Check each line of the listing below for the string "Name", and copy the ones that have it.

## Start

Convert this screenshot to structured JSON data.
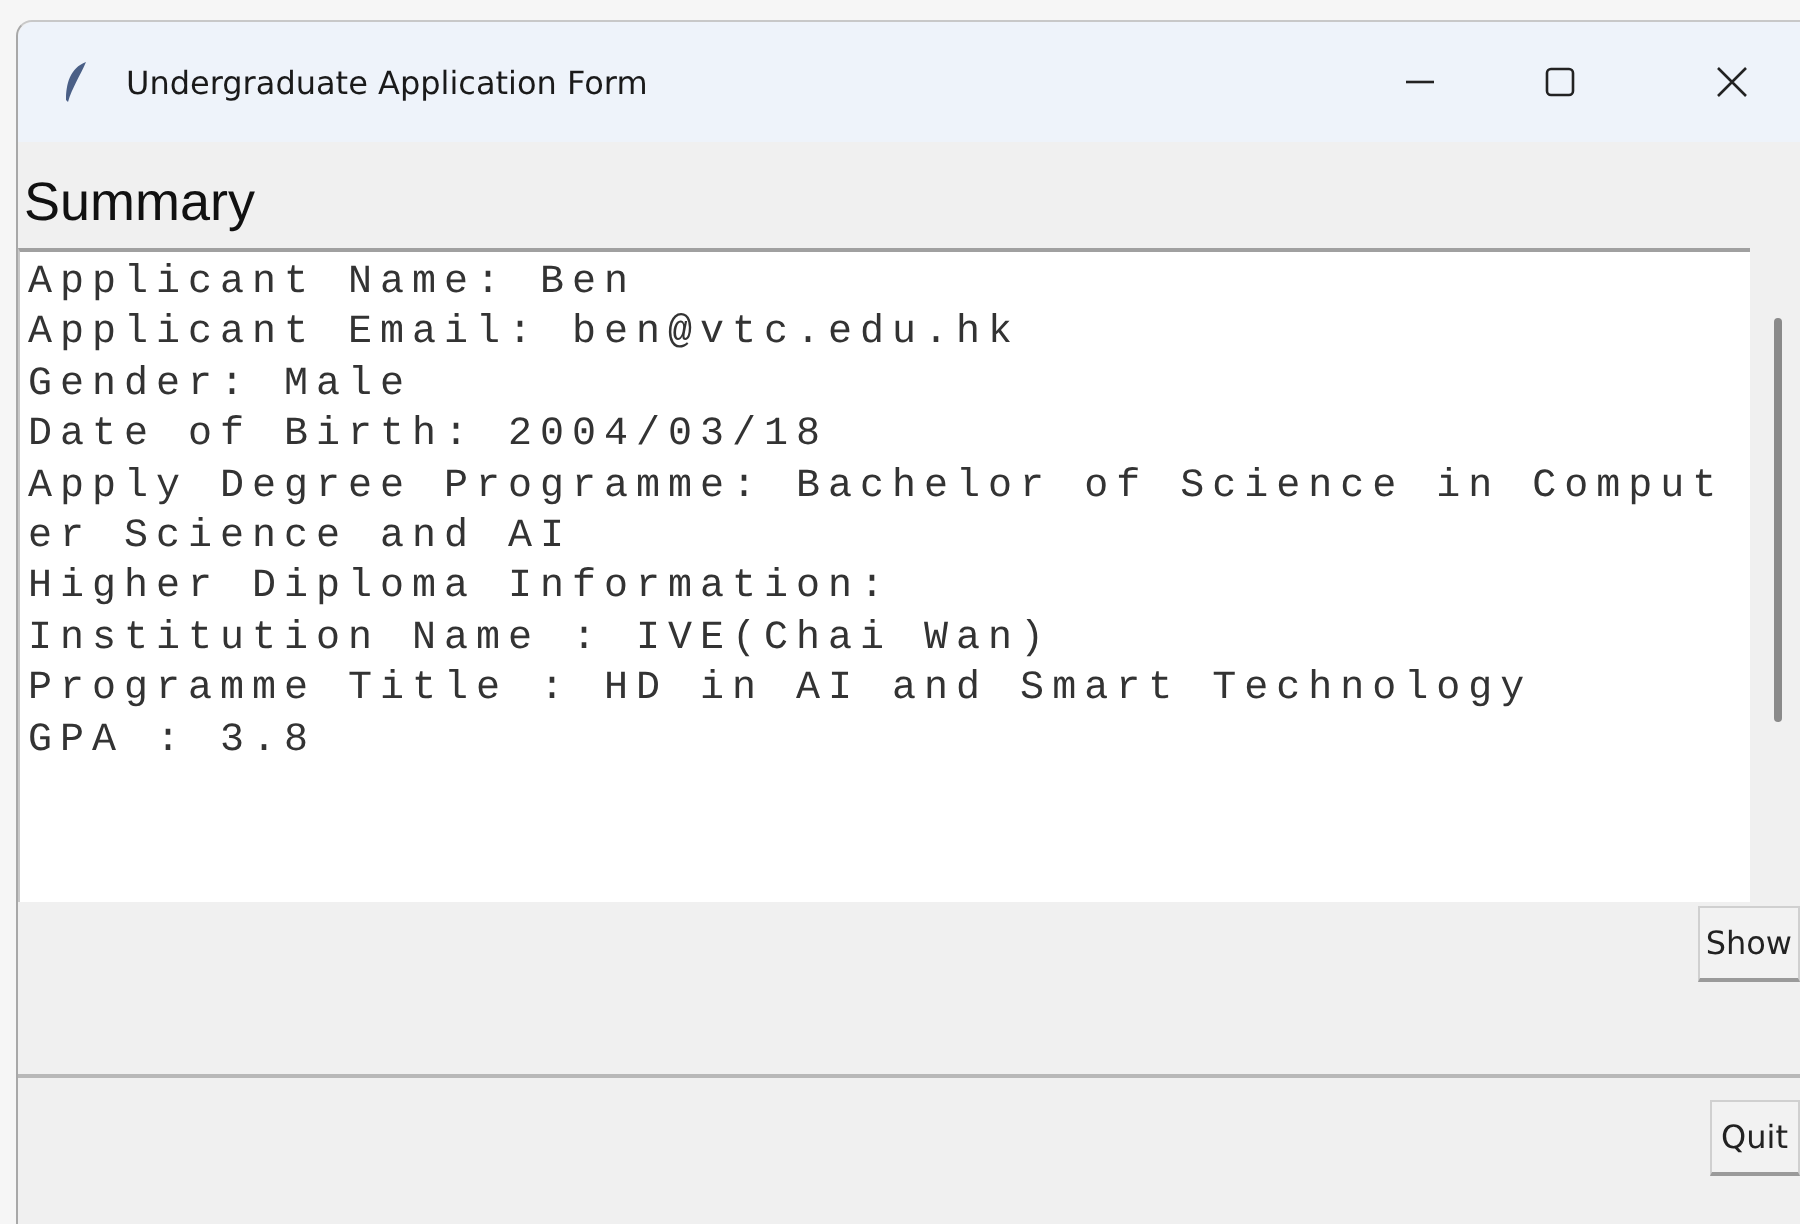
{
  "window": {
    "title": "Undergraduate Application Form"
  },
  "heading": "Summary",
  "summary_lines": [
    "Applicant Name: Ben",
    "Applicant Email: ben@vtc.edu.hk",
    "Gender: Male",
    "Date of Birth: 2004/03/18",
    "Apply Degree Programme: Bachelor of Science in Comput",
    "er Science and AI",
    "Higher Diploma Information:",
    "Institution Name : IVE(Chai Wan)",
    "Programme Title : HD in AI and Smart Technology",
    "GPA : 3.8"
  ],
  "buttons": [
    {
      "label": "Show"
    },
    {
      "label": "Quit"
    }
  ]
}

## End

== Response below ==
    "Applicant Name: Ben",
    "Institution Name : IVE(Chai Wan)",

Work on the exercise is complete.